──────── Data shown

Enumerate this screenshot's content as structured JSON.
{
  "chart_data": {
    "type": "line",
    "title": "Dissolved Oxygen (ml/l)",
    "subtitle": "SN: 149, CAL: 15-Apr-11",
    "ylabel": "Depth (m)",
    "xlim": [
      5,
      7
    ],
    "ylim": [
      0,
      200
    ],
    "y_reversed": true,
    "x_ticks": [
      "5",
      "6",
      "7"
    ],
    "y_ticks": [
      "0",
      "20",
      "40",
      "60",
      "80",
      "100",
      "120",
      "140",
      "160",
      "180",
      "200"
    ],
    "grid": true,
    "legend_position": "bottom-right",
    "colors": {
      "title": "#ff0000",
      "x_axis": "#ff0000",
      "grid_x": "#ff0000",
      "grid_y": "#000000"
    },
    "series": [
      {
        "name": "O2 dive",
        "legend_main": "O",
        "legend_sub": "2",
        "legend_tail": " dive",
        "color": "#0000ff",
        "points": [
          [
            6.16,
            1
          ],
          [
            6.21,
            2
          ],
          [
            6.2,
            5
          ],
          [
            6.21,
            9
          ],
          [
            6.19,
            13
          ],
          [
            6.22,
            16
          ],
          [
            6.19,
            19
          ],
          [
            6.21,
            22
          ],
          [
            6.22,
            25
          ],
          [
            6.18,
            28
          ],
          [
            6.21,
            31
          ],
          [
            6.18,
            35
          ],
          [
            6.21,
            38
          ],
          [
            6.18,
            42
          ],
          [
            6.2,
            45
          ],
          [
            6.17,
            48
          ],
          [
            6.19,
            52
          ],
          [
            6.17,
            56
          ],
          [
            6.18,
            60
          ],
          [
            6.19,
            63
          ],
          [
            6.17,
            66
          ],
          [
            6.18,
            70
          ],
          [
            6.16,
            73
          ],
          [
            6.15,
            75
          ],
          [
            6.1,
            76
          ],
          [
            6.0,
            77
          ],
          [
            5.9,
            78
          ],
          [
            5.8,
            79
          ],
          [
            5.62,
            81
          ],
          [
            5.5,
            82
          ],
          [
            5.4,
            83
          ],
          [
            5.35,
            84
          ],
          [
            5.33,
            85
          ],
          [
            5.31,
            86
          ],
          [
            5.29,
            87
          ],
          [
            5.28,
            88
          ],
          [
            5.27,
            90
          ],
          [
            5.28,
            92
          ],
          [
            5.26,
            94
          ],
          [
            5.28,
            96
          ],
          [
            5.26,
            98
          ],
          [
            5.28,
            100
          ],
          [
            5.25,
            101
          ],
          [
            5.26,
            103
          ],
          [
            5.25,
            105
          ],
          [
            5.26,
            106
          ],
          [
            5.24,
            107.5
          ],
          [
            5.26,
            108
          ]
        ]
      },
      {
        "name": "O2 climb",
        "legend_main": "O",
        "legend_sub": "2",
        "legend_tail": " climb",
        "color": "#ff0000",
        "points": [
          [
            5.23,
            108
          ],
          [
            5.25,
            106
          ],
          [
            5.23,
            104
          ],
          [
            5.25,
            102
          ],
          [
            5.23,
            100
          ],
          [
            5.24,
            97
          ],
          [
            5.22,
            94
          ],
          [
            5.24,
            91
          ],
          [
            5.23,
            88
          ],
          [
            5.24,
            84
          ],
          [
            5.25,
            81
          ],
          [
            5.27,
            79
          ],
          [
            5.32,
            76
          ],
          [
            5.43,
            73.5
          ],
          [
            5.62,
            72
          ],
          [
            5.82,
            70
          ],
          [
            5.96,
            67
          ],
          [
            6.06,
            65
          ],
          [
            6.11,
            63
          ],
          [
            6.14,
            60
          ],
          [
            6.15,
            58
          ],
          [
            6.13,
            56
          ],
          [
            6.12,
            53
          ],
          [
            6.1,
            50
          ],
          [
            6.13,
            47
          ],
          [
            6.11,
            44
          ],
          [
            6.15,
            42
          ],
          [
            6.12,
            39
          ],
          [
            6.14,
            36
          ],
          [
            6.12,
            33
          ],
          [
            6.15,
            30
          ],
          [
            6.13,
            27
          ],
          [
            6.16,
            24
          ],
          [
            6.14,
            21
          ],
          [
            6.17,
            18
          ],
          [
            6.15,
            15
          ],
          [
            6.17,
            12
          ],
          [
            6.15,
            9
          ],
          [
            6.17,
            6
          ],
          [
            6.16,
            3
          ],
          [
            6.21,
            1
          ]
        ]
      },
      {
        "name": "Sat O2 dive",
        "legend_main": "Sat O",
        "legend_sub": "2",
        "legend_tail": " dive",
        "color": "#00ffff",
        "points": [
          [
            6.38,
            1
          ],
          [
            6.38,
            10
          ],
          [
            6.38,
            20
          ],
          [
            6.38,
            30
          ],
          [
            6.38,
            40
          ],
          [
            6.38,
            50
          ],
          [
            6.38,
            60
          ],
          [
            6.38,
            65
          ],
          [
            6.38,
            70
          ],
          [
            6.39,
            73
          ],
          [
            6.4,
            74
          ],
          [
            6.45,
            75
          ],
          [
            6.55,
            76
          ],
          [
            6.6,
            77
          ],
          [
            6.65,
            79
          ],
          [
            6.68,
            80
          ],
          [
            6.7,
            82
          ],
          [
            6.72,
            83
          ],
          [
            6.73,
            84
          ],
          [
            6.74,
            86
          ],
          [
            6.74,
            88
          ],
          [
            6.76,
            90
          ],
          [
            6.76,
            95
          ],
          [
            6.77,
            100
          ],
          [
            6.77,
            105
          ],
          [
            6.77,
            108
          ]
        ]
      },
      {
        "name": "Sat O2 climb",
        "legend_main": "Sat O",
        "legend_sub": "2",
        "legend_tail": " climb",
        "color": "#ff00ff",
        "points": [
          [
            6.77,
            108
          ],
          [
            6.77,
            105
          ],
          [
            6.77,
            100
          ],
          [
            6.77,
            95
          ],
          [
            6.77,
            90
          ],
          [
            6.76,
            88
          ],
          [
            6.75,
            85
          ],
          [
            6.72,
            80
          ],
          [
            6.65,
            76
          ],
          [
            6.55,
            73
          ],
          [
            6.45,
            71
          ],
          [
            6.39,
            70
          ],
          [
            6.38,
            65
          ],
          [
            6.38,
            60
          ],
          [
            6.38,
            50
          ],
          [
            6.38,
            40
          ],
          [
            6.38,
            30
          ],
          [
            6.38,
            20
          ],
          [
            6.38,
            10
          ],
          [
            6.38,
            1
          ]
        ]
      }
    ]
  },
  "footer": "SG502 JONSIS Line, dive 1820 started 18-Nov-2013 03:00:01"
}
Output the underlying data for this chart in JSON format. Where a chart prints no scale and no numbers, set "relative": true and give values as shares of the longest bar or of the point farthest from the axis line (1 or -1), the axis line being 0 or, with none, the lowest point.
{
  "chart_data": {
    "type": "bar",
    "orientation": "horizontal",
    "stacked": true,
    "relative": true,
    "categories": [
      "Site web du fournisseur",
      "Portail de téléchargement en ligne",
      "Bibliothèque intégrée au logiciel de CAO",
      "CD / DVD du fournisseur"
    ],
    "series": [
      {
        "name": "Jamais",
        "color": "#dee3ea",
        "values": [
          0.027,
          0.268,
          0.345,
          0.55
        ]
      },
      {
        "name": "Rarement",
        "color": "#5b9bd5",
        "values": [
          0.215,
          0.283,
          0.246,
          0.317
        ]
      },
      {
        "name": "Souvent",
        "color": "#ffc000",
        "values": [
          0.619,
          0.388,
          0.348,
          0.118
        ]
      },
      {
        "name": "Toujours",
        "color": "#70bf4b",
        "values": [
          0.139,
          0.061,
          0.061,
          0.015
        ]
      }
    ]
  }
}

────────────────

Job ▸
From the records above, extract every line exactly as it stands.

Answer to the problem ▸
Enumerate this screenshot's content as structured JSON.
{
  "chart_data": {
    "type": "line",
    "title": "Dissolved Oxygen (ml/l)",
    "subtitle": "SN: 149, CAL: 15-Apr-11",
    "ylabel": "Depth (m)",
    "xlim": [
      5,
      7
    ],
    "ylim": [
      0,
      200
    ],
    "y_reversed": true,
    "x_ticks": [
      "5",
      "6",
      "7"
    ],
    "y_ticks": [
      "0",
      "20",
      "40",
      "60",
      "80",
      "100",
      "120",
      "140",
      "160",
      "180",
      "200"
    ],
    "grid": true,
    "legend_position": "bottom-right",
    "colors": {
      "title": "#ff0000",
      "x_axis": "#ff0000",
      "grid_x": "#ff0000",
      "grid_y": "#000000"
    },
    "series": [
      {
        "name": "O2 dive",
        "legend_main": "O",
        "legend_sub": "2",
        "legend_tail": " dive",
        "color": "#0000ff",
        "points": [
          [
            6.16,
            1
          ],
          [
            6.21,
            2
          ],
          [
            6.2,
            5
          ],
          [
            6.21,
            9
          ],
          [
            6.19,
            13
          ],
          [
            6.22,
            16
          ],
          [
            6.19,
            19
          ],
          [
            6.21,
            22
          ],
          [
            6.22,
            25
          ],
          [
            6.18,
            28
          ],
          [
            6.21,
            31
          ],
          [
            6.18,
            35
          ],
          [
            6.21,
            38
          ],
          [
            6.18,
            42
          ],
          [
            6.2,
            45
          ],
          [
            6.17,
            48
          ],
          [
            6.19,
            52
          ],
          [
            6.17,
            56
          ],
          [
            6.18,
            60
          ],
          [
            6.19,
            63
          ],
          [
            6.17,
            66
          ],
          [
            6.18,
            70
          ],
          [
            6.16,
            73
          ],
          [
            6.15,
            75
          ],
          [
            6.1,
            76
          ],
          [
            6.0,
            77
          ],
          [
            5.9,
            78
          ],
          [
            5.8,
            79
          ],
          [
            5.62,
            81
          ],
          [
            5.5,
            82
          ],
          [
            5.4,
            83
          ],
          [
            5.35,
            84
          ],
          [
            5.33,
            85
          ],
          [
            5.31,
            86
          ],
          [
            5.29,
            87
          ],
          [
            5.28,
            88
          ],
          [
            5.27,
            90
          ],
          [
            5.28,
            92
          ],
          [
            5.26,
            94
          ],
          [
            5.28,
            96
          ],
          [
            5.26,
            98
          ],
          [
            5.28,
            100
          ],
          [
            5.25,
            101
          ],
          [
            5.26,
            103
          ],
          [
            5.25,
            105
          ],
          [
            5.26,
            106
          ],
          [
            5.24,
            107.5
          ],
          [
            5.26,
            108
          ]
        ]
      },
      {
        "name": "O2 climb",
        "legend_main": "O",
        "legend_sub": "2",
        "legend_tail": " climb",
        "color": "#ff0000",
        "points": [
          [
            5.23,
            108
          ],
          [
            5.25,
            106
          ],
          [
            5.23,
            104
          ],
          [
            5.25,
            102
          ],
          [
            5.23,
            100
          ],
          [
            5.24,
            97
          ],
          [
            5.22,
            94
          ],
          [
            5.24,
            91
          ],
          [
            5.23,
            88
          ],
          [
            5.24,
            84
          ],
          [
            5.25,
            81
          ],
          [
            5.27,
            79
          ],
          [
            5.32,
            76
          ],
          [
            5.43,
            73.5
          ],
          [
            5.62,
            72
          ],
          [
            5.82,
            70
          ],
          [
            5.96,
            67
          ],
          [
            6.06,
            65
          ],
          [
            6.11,
            63
          ],
          [
            6.14,
            60
          ],
          [
            6.15,
            58
          ],
          [
            6.13,
            56
          ],
          [
            6.12,
            53
          ],
          [
            6.1,
            50
          ],
          [
            6.13,
            47
          ],
          [
            6.11,
            44
          ],
          [
            6.15,
            42
          ],
          [
            6.12,
            39
          ],
          [
            6.14,
            36
          ],
          [
            6.12,
            33
          ],
          [
            6.15,
            30
          ],
          [
            6.13,
            27
          ],
          [
            6.16,
            24
          ],
          [
            6.14,
            21
          ],
          [
            6.17,
            18
          ],
          [
            6.15,
            15
          ],
          [
            6.17,
            12
          ],
          [
            6.15,
            9
          ],
          [
            6.17,
            6
          ],
          [
            6.16,
            3
          ],
          [
            6.21,
            1
          ]
        ]
      },
      {
        "name": "Sat O2 dive",
        "legend_main": "Sat O",
        "legend_sub": "2",
        "legend_tail": " dive",
        "color": "#00ffff",
        "points": [
          [
            6.38,
            1
          ],
          [
            6.38,
            10
          ],
          [
            6.38,
            20
          ],
          [
            6.38,
            30
          ],
          [
            6.38,
            40
          ],
          [
            6.38,
            50
          ],
          [
            6.38,
            60
          ],
          [
            6.38,
            65
          ],
          [
            6.38,
            70
          ],
          [
            6.39,
            73
          ],
          [
            6.4,
            74
          ],
          [
            6.45,
            75
          ],
          [
            6.55,
            76
          ],
          [
            6.6,
            77
          ],
          [
            6.65,
            79
          ],
          [
            6.68,
            80
          ],
          [
            6.7,
            82
          ],
          [
            6.72,
            83
          ],
          [
            6.73,
            84
          ],
          [
            6.74,
            86
          ],
          [
            6.74,
            88
          ],
          [
            6.76,
            90
          ],
          [
            6.76,
            95
          ],
          [
            6.77,
            100
          ],
          [
            6.77,
            105
          ],
          [
            6.77,
            108
          ]
        ]
      },
      {
        "name": "Sat O2 climb",
        "legend_main": "Sat O",
        "legend_sub": "2",
        "legend_tail": " climb",
        "color": "#ff00ff",
        "points": [
          [
            6.77,
            108
          ],
          [
            6.77,
            105
          ],
          [
            6.77,
            100
          ],
          [
            6.77,
            95
          ],
          [
            6.77,
            90
          ],
          [
            6.76,
            88
          ],
          [
            6.75,
            85
          ],
          [
            6.72,
            80
          ],
          [
            6.65,
            76
          ],
          [
            6.55,
            73
          ],
          [
            6.45,
            71
          ],
          [
            6.39,
            70
          ],
          [
            6.38,
            65
          ],
          [
            6.38,
            60
          ],
          [
            6.38,
            50
          ],
          [
            6.38,
            40
          ],
          [
            6.38,
            30
          ],
          [
            6.38,
            20
          ],
          [
            6.38,
            10
          ],
          [
            6.38,
            1
          ]
        ]
      }
    ]
  },
  "footer": "SG502 JONSIS Line, dive 1820 started 18-Nov-2013 03:00:01"
}
Output the underlying data for this chart in JSON format. Where a chart prints no scale and no numbers, set "relative": true and give values as shares of the longest bar or of the point farthest from the axis line (1 or -1), the axis line being 0 or, with none, the lowest point.
{
  "chart_data": {
    "type": "bar",
    "orientation": "horizontal",
    "stacked": true,
    "relative": true,
    "categories": [
      "Site web du fournisseur",
      "Portail de téléchargement en ligne",
      "Bibliothèque intégrée au logiciel de CAO",
      "CD / DVD du fournisseur"
    ],
    "series": [
      {
        "name": "Jamais",
        "color": "#dee3ea",
        "values": [
          0.027,
          0.268,
          0.345,
          0.55
        ]
      },
      {
        "name": "Rarement",
        "color": "#5b9bd5",
        "values": [
          0.215,
          0.283,
          0.246,
          0.317
        ]
      },
      {
        "name": "Souvent",
        "color": "#ffc000",
        "values": [
          0.619,
          0.388,
          0.348,
          0.118
        ]
      },
      {
        "name": "Toujours",
        "color": "#70bf4b",
        "values": [
          0.139,
          0.061,
          0.061,
          0.015
        ]
      }
    ]
  }
}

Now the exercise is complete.